DATA PROVIDED —
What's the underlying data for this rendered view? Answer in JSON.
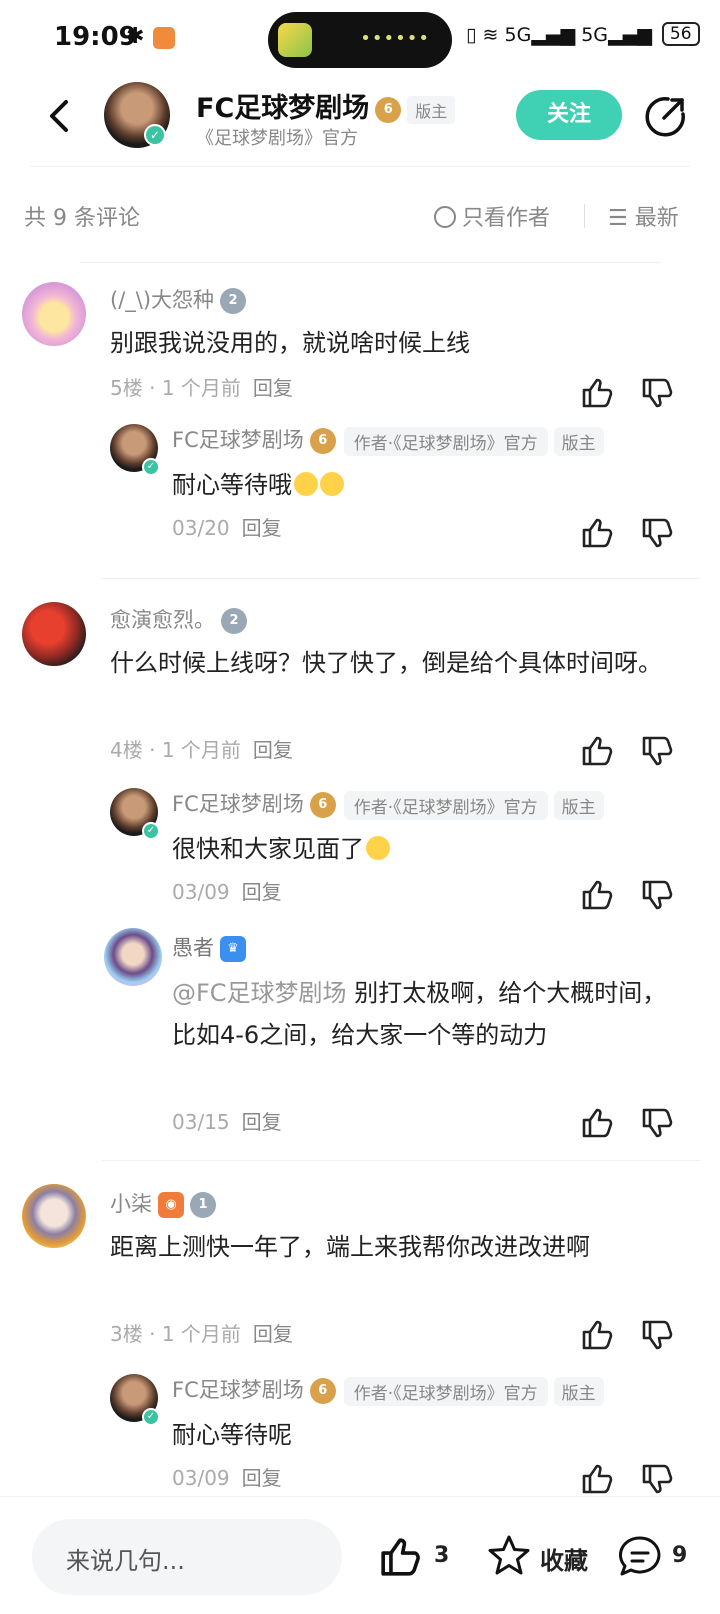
{
  "status_bar": {
    "time": "19:09",
    "network_1": "5G",
    "network_2": "5G",
    "battery": "56"
  },
  "header": {
    "title": "FC足球梦剧场",
    "level": "6",
    "mod_tag": "版主",
    "subtitle": "《足球梦剧场》官方",
    "follow_label": "关注"
  },
  "filter": {
    "count_label": "共 9 条评论",
    "author_only_label": "只看作者",
    "sort_label": "最新"
  },
  "comments": [
    {
      "user": "(/_\\)大怨种",
      "level": "2",
      "text": "别跟我说没用的，就说啥时候上线",
      "floor": "5楼",
      "time": "1 个月前",
      "reply_label": "回复",
      "replies": [
        {
          "user": "FC足球梦剧场",
          "level": "6",
          "author_tag": "作者·《足球梦剧场》官方",
          "mod_tag": "版主",
          "text": "耐心等待哦",
          "date": "03/20",
          "reply_label": "回复"
        }
      ]
    },
    {
      "user": "愈演愈烈。",
      "level": "2",
      "text": "什么时候上线呀？快了快了，倒是给个具体时间呀。",
      "floor": "4楼",
      "time": "1 个月前",
      "reply_label": "回复",
      "replies": [
        {
          "user": "FC足球梦剧场",
          "level": "6",
          "author_tag": "作者·《足球梦剧场》官方",
          "mod_tag": "版主",
          "text": "很快和大家见面了",
          "date": "03/09",
          "reply_label": "回复"
        },
        {
          "user": "愚者",
          "mention": "@FC足球梦剧场",
          "text": " 别打太极啊，给个大概时间，比如4-6之间，给大家一个等的动力",
          "date": "03/15",
          "reply_label": "回复"
        }
      ]
    },
    {
      "user": "小柒",
      "level": "1",
      "text": "距离上测快一年了，端上来我帮你改进改进啊",
      "floor": "3楼",
      "time": "1 个月前",
      "reply_label": "回复",
      "replies": [
        {
          "user": "FC足球梦剧场",
          "level": "6",
          "author_tag": "作者·《足球梦剧场》官方",
          "mod_tag": "版主",
          "text": "耐心等待呢",
          "date": "03/09",
          "reply_label": "回复"
        }
      ]
    }
  ],
  "bottom_bar": {
    "input_placeholder": "来说几句...",
    "like_count": "3",
    "favorite_label": "收藏",
    "comment_count": "9"
  },
  "colors": {
    "accent": "#40d1b5",
    "level_gold": "#d9a24a",
    "level_gray": "#9aa7b4"
  }
}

WRITTEN TASK —
Restate the entire listing word for word, excluding pictures.

FINISHED ANSWER —
What's the underlying data for this rendered view? Answer in JSON.
{
  "status_bar": {
    "time": "19:09",
    "network_1": "5G",
    "network_2": "5G",
    "battery": "56"
  },
  "header": {
    "title": "FC足球梦剧场",
    "level": "6",
    "mod_tag": "版主",
    "subtitle": "《足球梦剧场》官方",
    "follow_label": "关注"
  },
  "filter": {
    "count_label": "共 9 条评论",
    "author_only_label": "只看作者",
    "sort_label": "最新"
  },
  "comments": [
    {
      "user": "(/_\\)大怨种",
      "level": "2",
      "text": "别跟我说没用的，就说啥时候上线",
      "floor": "5楼",
      "time": "1 个月前",
      "reply_label": "回复",
      "replies": [
        {
          "user": "FC足球梦剧场",
          "level": "6",
          "author_tag": "作者·《足球梦剧场》官方",
          "mod_tag": "版主",
          "text": "耐心等待哦",
          "date": "03/20",
          "reply_label": "回复"
        }
      ]
    },
    {
      "user": "愈演愈烈。",
      "level": "2",
      "text": "什么时候上线呀？快了快了，倒是给个具体时间呀。",
      "floor": "4楼",
      "time": "1 个月前",
      "reply_label": "回复",
      "replies": [
        {
          "user": "FC足球梦剧场",
          "level": "6",
          "author_tag": "作者·《足球梦剧场》官方",
          "mod_tag": "版主",
          "text": "很快和大家见面了",
          "date": "03/09",
          "reply_label": "回复"
        },
        {
          "user": "愚者",
          "mention": "@FC足球梦剧场",
          "text": " 别打太极啊，给个大概时间，比如4-6之间，给大家一个等的动力",
          "date": "03/15",
          "reply_label": "回复"
        }
      ]
    },
    {
      "user": "小柒",
      "level": "1",
      "text": "距离上测快一年了，端上来我帮你改进改进啊",
      "floor": "3楼",
      "time": "1 个月前",
      "reply_label": "回复",
      "replies": [
        {
          "user": "FC足球梦剧场",
          "level": "6",
          "author_tag": "作者·《足球梦剧场》官方",
          "mod_tag": "版主",
          "text": "耐心等待呢",
          "date": "03/09",
          "reply_label": "回复"
        }
      ]
    }
  ],
  "bottom_bar": {
    "input_placeholder": "来说几句...",
    "like_count": "3",
    "favorite_label": "收藏",
    "comment_count": "9"
  },
  "colors": {
    "accent": "#40d1b5",
    "level_gold": "#d9a24a",
    "level_gray": "#9aa7b4"
  }
}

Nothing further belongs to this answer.